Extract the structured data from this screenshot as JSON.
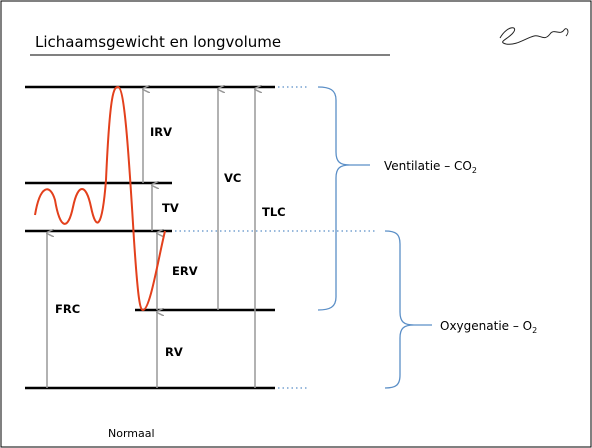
{
  "header": {
    "title": "Lichaamsgewicht en longvolume"
  },
  "labels": {
    "irv": "IRV",
    "tv": "TV",
    "erv": "ERV",
    "rv": "RV",
    "frc": "FRC",
    "vc": "VC",
    "tlc": "TLC"
  },
  "groups": [
    {
      "text": "Ventilatie – CO",
      "sub": "2"
    },
    {
      "text": "Oxygenatie – O",
      "sub": "2"
    }
  ],
  "caption": "Normaal"
}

Stated problem: Return the material word for word. Pictures are not part of the copy.

Response to the task:
Extract the structured data from this screenshot as JSON.
{
  "header": {
    "title": "Lichaamsgewicht en longvolume"
  },
  "labels": {
    "irv": "IRV",
    "tv": "TV",
    "erv": "ERV",
    "rv": "RV",
    "frc": "FRC",
    "vc": "VC",
    "tlc": "TLC"
  },
  "groups": [
    {
      "text": "Ventilatie – CO",
      "sub": "2"
    },
    {
      "text": "Oxygenatie – O",
      "sub": "2"
    }
  ],
  "caption": "Normaal"
}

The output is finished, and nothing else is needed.